Verbatim output of all the material below is required.

§ Supplied records:
● ● ● ● ●
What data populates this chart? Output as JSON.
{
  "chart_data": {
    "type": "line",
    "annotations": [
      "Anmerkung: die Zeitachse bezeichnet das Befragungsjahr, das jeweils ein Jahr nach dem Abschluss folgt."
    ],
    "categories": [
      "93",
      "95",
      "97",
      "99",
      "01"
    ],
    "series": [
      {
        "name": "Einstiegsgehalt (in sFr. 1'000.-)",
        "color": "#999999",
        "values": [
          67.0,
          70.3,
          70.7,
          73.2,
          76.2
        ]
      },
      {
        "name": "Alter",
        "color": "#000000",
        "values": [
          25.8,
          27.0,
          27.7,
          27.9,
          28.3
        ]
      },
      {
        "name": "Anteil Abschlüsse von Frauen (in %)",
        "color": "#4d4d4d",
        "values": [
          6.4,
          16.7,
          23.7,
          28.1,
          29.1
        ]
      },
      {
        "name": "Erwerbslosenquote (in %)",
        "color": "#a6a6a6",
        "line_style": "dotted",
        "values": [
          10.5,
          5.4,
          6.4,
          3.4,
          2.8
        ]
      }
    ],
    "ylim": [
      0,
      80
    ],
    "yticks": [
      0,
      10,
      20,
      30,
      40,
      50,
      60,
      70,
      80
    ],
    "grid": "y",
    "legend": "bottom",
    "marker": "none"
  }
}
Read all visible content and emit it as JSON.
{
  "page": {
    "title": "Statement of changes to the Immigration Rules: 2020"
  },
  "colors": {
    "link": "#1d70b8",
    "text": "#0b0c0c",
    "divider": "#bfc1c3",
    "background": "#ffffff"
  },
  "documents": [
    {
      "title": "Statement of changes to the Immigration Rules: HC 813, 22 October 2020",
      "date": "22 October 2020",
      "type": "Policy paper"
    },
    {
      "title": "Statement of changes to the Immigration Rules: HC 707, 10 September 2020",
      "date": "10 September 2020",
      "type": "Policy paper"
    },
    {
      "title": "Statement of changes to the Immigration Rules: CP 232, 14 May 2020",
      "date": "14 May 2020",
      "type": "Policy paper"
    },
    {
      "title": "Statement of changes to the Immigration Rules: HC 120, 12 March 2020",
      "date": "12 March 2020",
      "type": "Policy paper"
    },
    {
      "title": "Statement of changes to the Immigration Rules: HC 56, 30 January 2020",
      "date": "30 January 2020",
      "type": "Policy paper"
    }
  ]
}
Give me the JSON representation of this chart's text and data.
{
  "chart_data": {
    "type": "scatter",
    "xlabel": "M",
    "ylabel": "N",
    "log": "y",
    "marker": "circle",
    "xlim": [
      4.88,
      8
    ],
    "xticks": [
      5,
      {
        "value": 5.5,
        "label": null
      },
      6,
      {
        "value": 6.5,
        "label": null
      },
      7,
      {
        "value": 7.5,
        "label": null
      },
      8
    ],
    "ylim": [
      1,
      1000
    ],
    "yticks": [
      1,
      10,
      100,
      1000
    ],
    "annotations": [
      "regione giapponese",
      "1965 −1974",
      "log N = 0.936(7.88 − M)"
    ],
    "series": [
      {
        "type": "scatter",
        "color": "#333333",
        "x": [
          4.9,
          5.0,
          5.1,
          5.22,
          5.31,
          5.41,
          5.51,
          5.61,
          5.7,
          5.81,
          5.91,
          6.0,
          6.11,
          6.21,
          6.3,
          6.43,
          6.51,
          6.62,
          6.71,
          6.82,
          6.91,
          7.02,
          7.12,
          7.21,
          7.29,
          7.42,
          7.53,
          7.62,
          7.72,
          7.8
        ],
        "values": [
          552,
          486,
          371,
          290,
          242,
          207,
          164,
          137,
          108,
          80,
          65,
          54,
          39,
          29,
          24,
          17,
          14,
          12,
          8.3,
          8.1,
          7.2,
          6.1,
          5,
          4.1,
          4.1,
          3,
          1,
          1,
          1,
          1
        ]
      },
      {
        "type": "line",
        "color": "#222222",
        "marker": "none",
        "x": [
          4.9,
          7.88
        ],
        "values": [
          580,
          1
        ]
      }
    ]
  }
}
● ● ● ● ●
§ Response below:
What data populates this chart? Output as JSON.
{
  "chart_data": {
    "type": "line",
    "annotations": [
      "Anmerkung: die Zeitachse bezeichnet das Befragungsjahr, das jeweils ein Jahr nach dem Abschluss folgt."
    ],
    "categories": [
      "93",
      "95",
      "97",
      "99",
      "01"
    ],
    "series": [
      {
        "name": "Einstiegsgehalt (in sFr. 1'000.-)",
        "color": "#999999",
        "values": [
          67.0,
          70.3,
          70.7,
          73.2,
          76.2
        ]
      },
      {
        "name": "Alter",
        "color": "#000000",
        "values": [
          25.8,
          27.0,
          27.7,
          27.9,
          28.3
        ]
      },
      {
        "name": "Anteil Abschlüsse von Frauen (in %)",
        "color": "#4d4d4d",
        "values": [
          6.4,
          16.7,
          23.7,
          28.1,
          29.1
        ]
      },
      {
        "name": "Erwerbslosenquote (in %)",
        "color": "#a6a6a6",
        "line_style": "dotted",
        "values": [
          10.5,
          5.4,
          6.4,
          3.4,
          2.8
        ]
      }
    ],
    "ylim": [
      0,
      80
    ],
    "yticks": [
      0,
      10,
      20,
      30,
      40,
      50,
      60,
      70,
      80
    ],
    "grid": "y",
    "legend": "bottom",
    "marker": "none"
  }
}
Read all visible content and emit it as JSON.
{
  "page": {
    "title": "Statement of changes to the Immigration Rules: 2020"
  },
  "colors": {
    "link": "#1d70b8",
    "text": "#0b0c0c",
    "divider": "#bfc1c3",
    "background": "#ffffff"
  },
  "documents": [
    {
      "title": "Statement of changes to the Immigration Rules: HC 813, 22 October 2020",
      "date": "22 October 2020",
      "type": "Policy paper"
    },
    {
      "title": "Statement of changes to the Immigration Rules: HC 707, 10 September 2020",
      "date": "10 September 2020",
      "type": "Policy paper"
    },
    {
      "title": "Statement of changes to the Immigration Rules: CP 232, 14 May 2020",
      "date": "14 May 2020",
      "type": "Policy paper"
    },
    {
      "title": "Statement of changes to the Immigration Rules: HC 120, 12 March 2020",
      "date": "12 March 2020",
      "type": "Policy paper"
    },
    {
      "title": "Statement of changes to the Immigration Rules: HC 56, 30 January 2020",
      "date": "30 January 2020",
      "type": "Policy paper"
    }
  ]
}
Give me the JSON representation of this chart's text and data.
{
  "chart_data": {
    "type": "scatter",
    "xlabel": "M",
    "ylabel": "N",
    "log": "y",
    "marker": "circle",
    "xlim": [
      4.88,
      8
    ],
    "xticks": [
      5,
      {
        "value": 5.5,
        "label": null
      },
      6,
      {
        "value": 6.5,
        "label": null
      },
      7,
      {
        "value": 7.5,
        "label": null
      },
      8
    ],
    "ylim": [
      1,
      1000
    ],
    "yticks": [
      1,
      10,
      100,
      1000
    ],
    "annotations": [
      "regione giapponese",
      "1965 −1974",
      "log N = 0.936(7.88 − M)"
    ],
    "series": [
      {
        "type": "scatter",
        "color": "#333333",
        "x": [
          4.9,
          5.0,
          5.1,
          5.22,
          5.31,
          5.41,
          5.51,
          5.61,
          5.7,
          5.81,
          5.91,
          6.0,
          6.11,
          6.21,
          6.3,
          6.43,
          6.51,
          6.62,
          6.71,
          6.82,
          6.91,
          7.02,
          7.12,
          7.21,
          7.29,
          7.42,
          7.53,
          7.62,
          7.72,
          7.8
        ],
        "values": [
          552,
          486,
          371,
          290,
          242,
          207,
          164,
          137,
          108,
          80,
          65,
          54,
          39,
          29,
          24,
          17,
          14,
          12,
          8.3,
          8.1,
          7.2,
          6.1,
          5,
          4.1,
          4.1,
          3,
          1,
          1,
          1,
          1
        ]
      },
      {
        "type": "line",
        "color": "#222222",
        "marker": "none",
        "x": [
          4.9,
          7.88
        ],
        "values": [
          580,
          1
        ]
      }
    ]
  }
}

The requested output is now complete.